**What is expected:**
Each entry below should be written out exactly as it is, with no pictures.

Dataset records on visual material
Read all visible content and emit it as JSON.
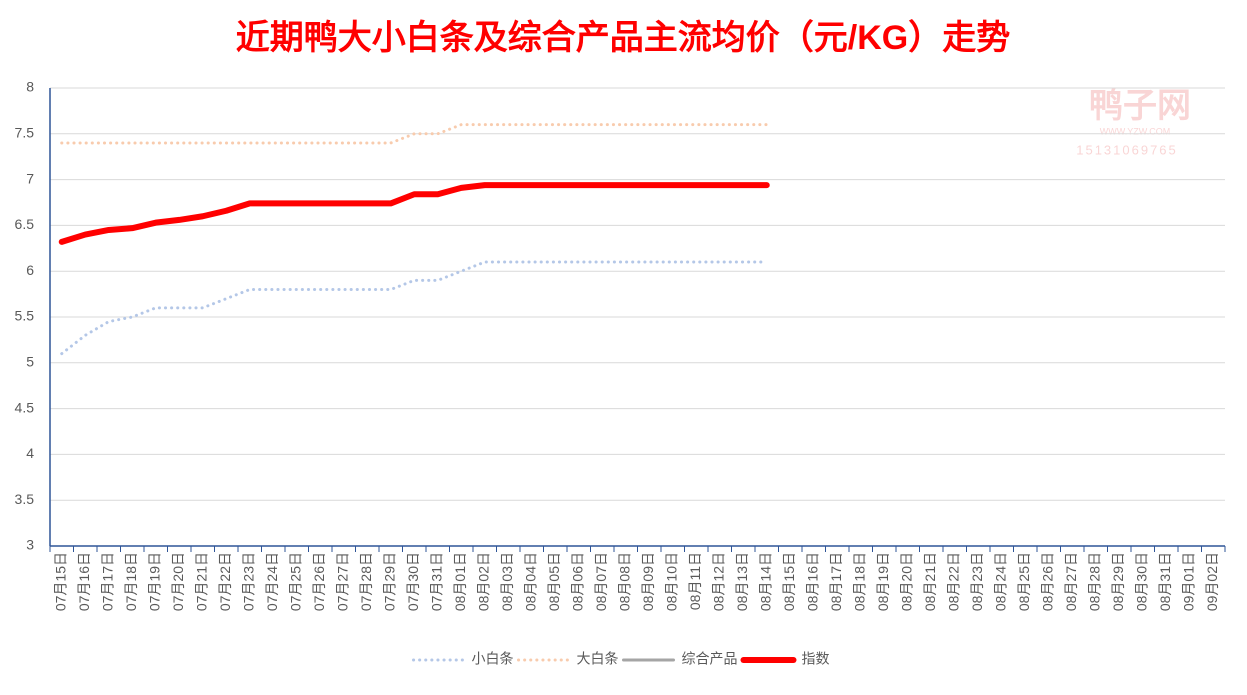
{
  "chart_data": {
    "type": "line",
    "title": "近期鸭大小白条及综合产品主流均价（元/KG）走势",
    "watermark": {
      "name": "鸭子网",
      "site": "WWW.YZW.COM",
      "phone": "15131069765"
    },
    "categories": [
      "07月15日",
      "07月16日",
      "07月17日",
      "07月18日",
      "07月19日",
      "07月20日",
      "07月21日",
      "07月22日",
      "07月23日",
      "07月24日",
      "07月25日",
      "07月26日",
      "07月27日",
      "07月28日",
      "07月29日",
      "07月30日",
      "07月31日",
      "08月01日",
      "08月02日",
      "08月03日",
      "08月04日",
      "08月05日",
      "08月06日",
      "08月07日",
      "08月08日",
      "08月09日",
      "08月10日",
      "08月11日",
      "08月12日",
      "08月13日",
      "08月14日",
      "08月15日",
      "08月16日",
      "08月17日",
      "08月18日",
      "08月19日",
      "08月20日",
      "08月21日",
      "08月22日",
      "08月23日",
      "08月24日",
      "08月25日",
      "08月26日",
      "08月27日",
      "08月28日",
      "08月29日",
      "08月30日",
      "08月31日",
      "09月01日",
      "09月02日"
    ],
    "series": [
      {
        "name": "小白条",
        "color": "#b4c7e7",
        "width": 3,
        "dash": "dotted",
        "values": [
          5.1,
          5.3,
          5.45,
          5.5,
          5.6,
          5.6,
          5.6,
          5.7,
          5.8,
          5.8,
          5.8,
          5.8,
          5.8,
          5.8,
          5.8,
          5.9,
          5.9,
          6.0,
          6.1,
          6.1,
          6.1,
          6.1,
          6.1,
          6.1,
          6.1,
          6.1,
          6.1,
          6.1,
          6.1,
          6.1,
          6.1,
          null,
          null,
          null,
          null,
          null,
          null,
          null,
          null,
          null,
          null,
          null,
          null,
          null,
          null,
          null,
          null,
          null,
          null,
          null
        ]
      },
      {
        "name": "大白条",
        "color": "#f8cbad",
        "width": 3,
        "dash": "dotted",
        "values": [
          7.4,
          7.4,
          7.4,
          7.4,
          7.4,
          7.4,
          7.4,
          7.4,
          7.4,
          7.4,
          7.4,
          7.4,
          7.4,
          7.4,
          7.4,
          7.5,
          7.5,
          7.6,
          7.6,
          7.6,
          7.6,
          7.6,
          7.6,
          7.6,
          7.6,
          7.6,
          7.6,
          7.6,
          7.6,
          7.6,
          7.6,
          null,
          null,
          null,
          null,
          null,
          null,
          null,
          null,
          null,
          null,
          null,
          null,
          null,
          null,
          null,
          null,
          null,
          null,
          null
        ]
      },
      {
        "name": "综合产品",
        "color": "#a5a5a5",
        "width": 3,
        "dash": "solid",
        "values": [
          null,
          null,
          null,
          null,
          null,
          null,
          null,
          null,
          null,
          null,
          null,
          null,
          null,
          null,
          null,
          null,
          null,
          null,
          null,
          null,
          null,
          null,
          null,
          null,
          null,
          null,
          null,
          null,
          null,
          null,
          null,
          null,
          null,
          null,
          null,
          null,
          null,
          null,
          null,
          null,
          null,
          null,
          null,
          null,
          null,
          null,
          null,
          null,
          null,
          null
        ]
      },
      {
        "name": "指数",
        "color": "#ff0000",
        "width": 6,
        "dash": "solid",
        "values": [
          6.32,
          6.4,
          6.45,
          6.47,
          6.53,
          6.56,
          6.6,
          6.66,
          6.74,
          6.74,
          6.74,
          6.74,
          6.74,
          6.74,
          6.74,
          6.84,
          6.84,
          6.91,
          6.94,
          6.94,
          6.94,
          6.94,
          6.94,
          6.94,
          6.94,
          6.94,
          6.94,
          6.94,
          6.94,
          6.94,
          6.94,
          null,
          null,
          null,
          null,
          null,
          null,
          null,
          null,
          null,
          null,
          null,
          null,
          null,
          null,
          null,
          null,
          null,
          null,
          null
        ]
      }
    ],
    "ylim": [
      3,
      8
    ],
    "yticks": [
      3,
      3.5,
      4,
      4.5,
      5,
      5.5,
      6,
      6.5,
      7,
      7.5,
      8
    ],
    "grid": true,
    "legend": "bottom"
  }
}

**Exercise result:**
Read all visible content and emit it as JSON.
{
  "chart_data": {
    "type": "line",
    "title": "近期鸭大小白条及综合产品主流均价（元/KG）走势",
    "watermark": {
      "name": "鸭子网",
      "site": "WWW.YZW.COM",
      "phone": "15131069765"
    },
    "categories": [
      "07月15日",
      "07月16日",
      "07月17日",
      "07月18日",
      "07月19日",
      "07月20日",
      "07月21日",
      "07月22日",
      "07月23日",
      "07月24日",
      "07月25日",
      "07月26日",
      "07月27日",
      "07月28日",
      "07月29日",
      "07月30日",
      "07月31日",
      "08月01日",
      "08月02日",
      "08月03日",
      "08月04日",
      "08月05日",
      "08月06日",
      "08月07日",
      "08月08日",
      "08月09日",
      "08月10日",
      "08月11日",
      "08月12日",
      "08月13日",
      "08月14日",
      "08月15日",
      "08月16日",
      "08月17日",
      "08月18日",
      "08月19日",
      "08月20日",
      "08月21日",
      "08月22日",
      "08月23日",
      "08月24日",
      "08月25日",
      "08月26日",
      "08月27日",
      "08月28日",
      "08月29日",
      "08月30日",
      "08月31日",
      "09月01日",
      "09月02日"
    ],
    "series": [
      {
        "name": "小白条",
        "color": "#b4c7e7",
        "width": 3,
        "dash": "dotted",
        "values": [
          5.1,
          5.3,
          5.45,
          5.5,
          5.6,
          5.6,
          5.6,
          5.7,
          5.8,
          5.8,
          5.8,
          5.8,
          5.8,
          5.8,
          5.8,
          5.9,
          5.9,
          6.0,
          6.1,
          6.1,
          6.1,
          6.1,
          6.1,
          6.1,
          6.1,
          6.1,
          6.1,
          6.1,
          6.1,
          6.1,
          6.1,
          null,
          null,
          null,
          null,
          null,
          null,
          null,
          null,
          null,
          null,
          null,
          null,
          null,
          null,
          null,
          null,
          null,
          null,
          null
        ]
      },
      {
        "name": "大白条",
        "color": "#f8cbad",
        "width": 3,
        "dash": "dotted",
        "values": [
          7.4,
          7.4,
          7.4,
          7.4,
          7.4,
          7.4,
          7.4,
          7.4,
          7.4,
          7.4,
          7.4,
          7.4,
          7.4,
          7.4,
          7.4,
          7.5,
          7.5,
          7.6,
          7.6,
          7.6,
          7.6,
          7.6,
          7.6,
          7.6,
          7.6,
          7.6,
          7.6,
          7.6,
          7.6,
          7.6,
          7.6,
          null,
          null,
          null,
          null,
          null,
          null,
          null,
          null,
          null,
          null,
          null,
          null,
          null,
          null,
          null,
          null,
          null,
          null,
          null
        ]
      },
      {
        "name": "综合产品",
        "color": "#a5a5a5",
        "width": 3,
        "dash": "solid",
        "values": [
          null,
          null,
          null,
          null,
          null,
          null,
          null,
          null,
          null,
          null,
          null,
          null,
          null,
          null,
          null,
          null,
          null,
          null,
          null,
          null,
          null,
          null,
          null,
          null,
          null,
          null,
          null,
          null,
          null,
          null,
          null,
          null,
          null,
          null,
          null,
          null,
          null,
          null,
          null,
          null,
          null,
          null,
          null,
          null,
          null,
          null,
          null,
          null,
          null,
          null
        ]
      },
      {
        "name": "指数",
        "color": "#ff0000",
        "width": 6,
        "dash": "solid",
        "values": [
          6.32,
          6.4,
          6.45,
          6.47,
          6.53,
          6.56,
          6.6,
          6.66,
          6.74,
          6.74,
          6.74,
          6.74,
          6.74,
          6.74,
          6.74,
          6.84,
          6.84,
          6.91,
          6.94,
          6.94,
          6.94,
          6.94,
          6.94,
          6.94,
          6.94,
          6.94,
          6.94,
          6.94,
          6.94,
          6.94,
          6.94,
          null,
          null,
          null,
          null,
          null,
          null,
          null,
          null,
          null,
          null,
          null,
          null,
          null,
          null,
          null,
          null,
          null,
          null,
          null
        ]
      }
    ],
    "ylim": [
      3,
      8
    ],
    "yticks": [
      3,
      3.5,
      4,
      4.5,
      5,
      5.5,
      6,
      6.5,
      7,
      7.5,
      8
    ],
    "grid": true,
    "legend": "bottom"
  }
}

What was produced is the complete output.